:: Given records ::
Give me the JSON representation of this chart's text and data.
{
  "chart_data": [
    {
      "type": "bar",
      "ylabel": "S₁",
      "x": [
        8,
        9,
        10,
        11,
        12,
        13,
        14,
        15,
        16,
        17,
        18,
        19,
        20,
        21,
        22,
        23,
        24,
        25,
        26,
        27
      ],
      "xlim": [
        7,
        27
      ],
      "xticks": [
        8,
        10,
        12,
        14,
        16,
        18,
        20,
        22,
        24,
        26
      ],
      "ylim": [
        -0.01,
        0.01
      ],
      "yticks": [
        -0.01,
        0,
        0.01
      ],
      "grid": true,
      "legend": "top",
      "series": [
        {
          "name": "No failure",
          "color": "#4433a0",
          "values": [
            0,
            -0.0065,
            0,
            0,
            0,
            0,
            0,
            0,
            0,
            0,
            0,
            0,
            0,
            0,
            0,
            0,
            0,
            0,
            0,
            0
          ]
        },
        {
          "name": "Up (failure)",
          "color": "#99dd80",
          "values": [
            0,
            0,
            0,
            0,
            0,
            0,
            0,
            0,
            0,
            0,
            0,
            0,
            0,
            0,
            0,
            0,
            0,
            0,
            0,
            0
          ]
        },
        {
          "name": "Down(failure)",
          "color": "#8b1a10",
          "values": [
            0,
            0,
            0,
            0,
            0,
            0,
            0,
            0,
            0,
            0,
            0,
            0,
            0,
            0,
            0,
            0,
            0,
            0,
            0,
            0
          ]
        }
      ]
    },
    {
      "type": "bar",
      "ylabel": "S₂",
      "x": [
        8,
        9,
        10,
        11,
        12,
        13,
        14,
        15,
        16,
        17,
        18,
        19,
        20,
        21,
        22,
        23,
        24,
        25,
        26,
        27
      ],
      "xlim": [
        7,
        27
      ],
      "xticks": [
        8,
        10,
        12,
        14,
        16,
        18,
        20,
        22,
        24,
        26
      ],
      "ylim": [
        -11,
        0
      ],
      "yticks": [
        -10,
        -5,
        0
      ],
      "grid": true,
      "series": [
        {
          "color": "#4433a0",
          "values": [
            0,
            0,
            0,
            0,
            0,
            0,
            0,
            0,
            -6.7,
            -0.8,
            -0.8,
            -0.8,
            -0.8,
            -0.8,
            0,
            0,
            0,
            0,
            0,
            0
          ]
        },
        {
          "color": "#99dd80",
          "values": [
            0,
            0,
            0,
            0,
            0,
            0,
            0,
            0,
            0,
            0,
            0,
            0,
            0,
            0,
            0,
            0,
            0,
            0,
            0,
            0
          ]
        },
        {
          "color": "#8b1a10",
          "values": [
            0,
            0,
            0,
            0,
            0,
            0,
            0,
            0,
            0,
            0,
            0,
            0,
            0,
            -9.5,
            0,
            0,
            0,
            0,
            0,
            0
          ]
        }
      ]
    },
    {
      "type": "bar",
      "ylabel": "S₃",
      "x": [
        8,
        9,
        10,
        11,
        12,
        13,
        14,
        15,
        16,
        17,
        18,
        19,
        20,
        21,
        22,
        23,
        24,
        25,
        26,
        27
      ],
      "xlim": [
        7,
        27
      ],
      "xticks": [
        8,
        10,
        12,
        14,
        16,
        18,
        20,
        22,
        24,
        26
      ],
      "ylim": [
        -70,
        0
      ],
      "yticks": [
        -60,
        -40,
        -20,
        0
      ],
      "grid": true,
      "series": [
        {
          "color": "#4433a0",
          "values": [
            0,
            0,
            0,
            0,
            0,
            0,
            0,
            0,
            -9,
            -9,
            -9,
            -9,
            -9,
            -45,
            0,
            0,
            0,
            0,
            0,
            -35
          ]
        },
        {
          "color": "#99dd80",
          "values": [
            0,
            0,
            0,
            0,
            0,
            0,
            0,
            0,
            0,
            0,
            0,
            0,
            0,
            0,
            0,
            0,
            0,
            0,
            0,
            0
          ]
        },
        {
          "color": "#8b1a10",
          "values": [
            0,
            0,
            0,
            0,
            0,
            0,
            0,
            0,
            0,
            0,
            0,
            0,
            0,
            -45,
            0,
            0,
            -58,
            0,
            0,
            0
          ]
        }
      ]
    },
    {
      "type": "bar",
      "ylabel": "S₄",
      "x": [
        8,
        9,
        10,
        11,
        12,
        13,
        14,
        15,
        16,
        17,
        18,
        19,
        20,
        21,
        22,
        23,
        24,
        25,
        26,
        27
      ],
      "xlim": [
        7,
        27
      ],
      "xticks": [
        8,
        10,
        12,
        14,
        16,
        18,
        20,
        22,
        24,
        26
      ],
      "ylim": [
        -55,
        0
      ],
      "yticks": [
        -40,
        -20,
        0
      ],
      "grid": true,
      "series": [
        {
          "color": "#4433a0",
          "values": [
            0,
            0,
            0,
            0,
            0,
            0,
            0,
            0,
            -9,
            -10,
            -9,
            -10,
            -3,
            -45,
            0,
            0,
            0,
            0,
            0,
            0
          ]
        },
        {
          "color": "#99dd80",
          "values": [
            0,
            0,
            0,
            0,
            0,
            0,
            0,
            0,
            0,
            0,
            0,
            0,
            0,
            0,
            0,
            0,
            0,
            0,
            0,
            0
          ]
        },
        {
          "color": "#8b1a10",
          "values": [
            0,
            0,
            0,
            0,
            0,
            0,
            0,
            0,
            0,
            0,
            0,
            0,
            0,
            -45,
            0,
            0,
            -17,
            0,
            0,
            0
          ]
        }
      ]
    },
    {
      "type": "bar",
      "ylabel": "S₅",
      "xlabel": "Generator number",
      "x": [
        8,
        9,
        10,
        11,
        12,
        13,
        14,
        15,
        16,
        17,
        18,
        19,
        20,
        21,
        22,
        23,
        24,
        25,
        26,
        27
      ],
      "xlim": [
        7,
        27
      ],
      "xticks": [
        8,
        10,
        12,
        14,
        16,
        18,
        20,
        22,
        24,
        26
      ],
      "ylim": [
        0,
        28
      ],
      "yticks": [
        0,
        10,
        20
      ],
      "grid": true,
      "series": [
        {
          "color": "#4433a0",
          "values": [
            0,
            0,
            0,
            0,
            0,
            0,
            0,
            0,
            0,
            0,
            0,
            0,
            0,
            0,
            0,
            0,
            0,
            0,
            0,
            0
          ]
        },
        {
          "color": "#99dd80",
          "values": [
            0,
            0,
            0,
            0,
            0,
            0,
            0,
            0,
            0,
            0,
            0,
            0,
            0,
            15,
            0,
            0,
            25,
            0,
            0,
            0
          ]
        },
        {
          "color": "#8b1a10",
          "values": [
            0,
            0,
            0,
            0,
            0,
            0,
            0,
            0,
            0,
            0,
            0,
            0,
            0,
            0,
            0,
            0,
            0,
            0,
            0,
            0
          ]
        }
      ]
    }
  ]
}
==
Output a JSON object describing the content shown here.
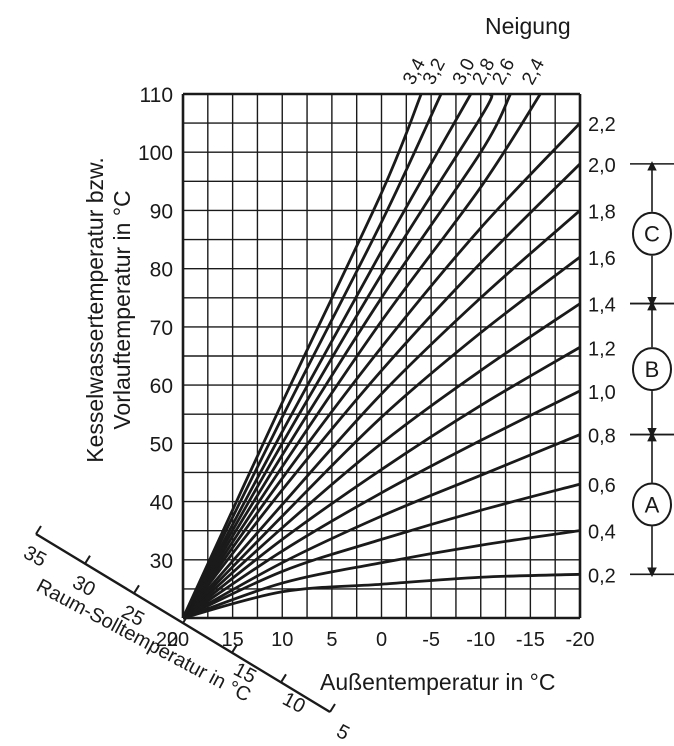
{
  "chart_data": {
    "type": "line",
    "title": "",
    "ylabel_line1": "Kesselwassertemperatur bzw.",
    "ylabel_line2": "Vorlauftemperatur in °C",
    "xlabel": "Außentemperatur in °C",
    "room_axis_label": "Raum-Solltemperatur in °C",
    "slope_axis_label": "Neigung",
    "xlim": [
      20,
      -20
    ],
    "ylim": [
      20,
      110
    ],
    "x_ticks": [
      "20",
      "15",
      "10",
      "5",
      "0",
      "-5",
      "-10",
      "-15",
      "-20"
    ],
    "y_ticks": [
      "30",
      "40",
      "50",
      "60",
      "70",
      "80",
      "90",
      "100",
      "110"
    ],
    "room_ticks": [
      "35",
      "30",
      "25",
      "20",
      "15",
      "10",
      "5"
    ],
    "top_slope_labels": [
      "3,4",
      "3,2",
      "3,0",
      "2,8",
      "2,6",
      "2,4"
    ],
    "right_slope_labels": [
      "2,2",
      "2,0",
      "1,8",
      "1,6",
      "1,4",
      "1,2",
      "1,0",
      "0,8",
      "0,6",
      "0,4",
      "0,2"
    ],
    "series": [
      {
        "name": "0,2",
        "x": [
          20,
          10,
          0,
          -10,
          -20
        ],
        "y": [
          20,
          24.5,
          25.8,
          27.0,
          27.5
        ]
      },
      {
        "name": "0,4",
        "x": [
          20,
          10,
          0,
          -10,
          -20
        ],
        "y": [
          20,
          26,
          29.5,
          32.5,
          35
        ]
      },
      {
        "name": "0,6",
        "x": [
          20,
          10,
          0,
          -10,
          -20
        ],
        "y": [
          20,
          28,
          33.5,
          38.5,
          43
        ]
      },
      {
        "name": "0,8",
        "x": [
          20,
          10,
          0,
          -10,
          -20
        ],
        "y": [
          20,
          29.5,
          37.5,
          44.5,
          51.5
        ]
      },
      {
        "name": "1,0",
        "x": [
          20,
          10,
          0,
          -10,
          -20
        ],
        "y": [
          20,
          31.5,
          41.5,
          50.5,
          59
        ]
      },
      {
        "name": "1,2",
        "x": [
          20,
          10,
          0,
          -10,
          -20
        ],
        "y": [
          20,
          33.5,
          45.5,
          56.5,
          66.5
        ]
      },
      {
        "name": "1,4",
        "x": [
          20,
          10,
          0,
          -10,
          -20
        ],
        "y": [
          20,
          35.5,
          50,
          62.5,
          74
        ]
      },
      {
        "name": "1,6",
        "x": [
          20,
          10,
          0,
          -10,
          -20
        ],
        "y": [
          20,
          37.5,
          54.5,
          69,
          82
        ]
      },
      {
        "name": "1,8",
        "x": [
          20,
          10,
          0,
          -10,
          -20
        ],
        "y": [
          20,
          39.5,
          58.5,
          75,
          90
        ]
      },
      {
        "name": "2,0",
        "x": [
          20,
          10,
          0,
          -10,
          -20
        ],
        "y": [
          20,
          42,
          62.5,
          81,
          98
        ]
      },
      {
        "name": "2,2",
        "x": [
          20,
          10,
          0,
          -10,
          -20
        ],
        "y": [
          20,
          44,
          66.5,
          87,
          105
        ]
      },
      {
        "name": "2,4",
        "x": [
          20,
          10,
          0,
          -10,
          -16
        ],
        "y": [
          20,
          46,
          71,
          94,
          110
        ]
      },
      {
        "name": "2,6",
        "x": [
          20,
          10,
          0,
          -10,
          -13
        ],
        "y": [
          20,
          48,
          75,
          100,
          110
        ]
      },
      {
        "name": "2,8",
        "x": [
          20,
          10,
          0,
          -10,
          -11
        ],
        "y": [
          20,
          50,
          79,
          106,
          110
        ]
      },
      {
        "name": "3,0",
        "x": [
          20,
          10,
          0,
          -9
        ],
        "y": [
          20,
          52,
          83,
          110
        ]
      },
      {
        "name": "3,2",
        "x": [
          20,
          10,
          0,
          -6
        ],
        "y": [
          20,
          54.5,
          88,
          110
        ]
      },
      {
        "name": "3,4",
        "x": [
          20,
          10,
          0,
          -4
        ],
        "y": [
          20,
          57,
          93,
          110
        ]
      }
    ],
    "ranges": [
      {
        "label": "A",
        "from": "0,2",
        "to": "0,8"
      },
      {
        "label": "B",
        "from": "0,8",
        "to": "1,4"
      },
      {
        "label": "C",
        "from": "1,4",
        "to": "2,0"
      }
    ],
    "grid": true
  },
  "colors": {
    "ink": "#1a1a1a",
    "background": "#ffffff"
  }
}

:: Short exercise ::
Report every line containing the word "JSON" from the listing above.

:: Task response ::
Give me the JSON representation of this chart's text and data.
Output a JSON object describing the content shown here.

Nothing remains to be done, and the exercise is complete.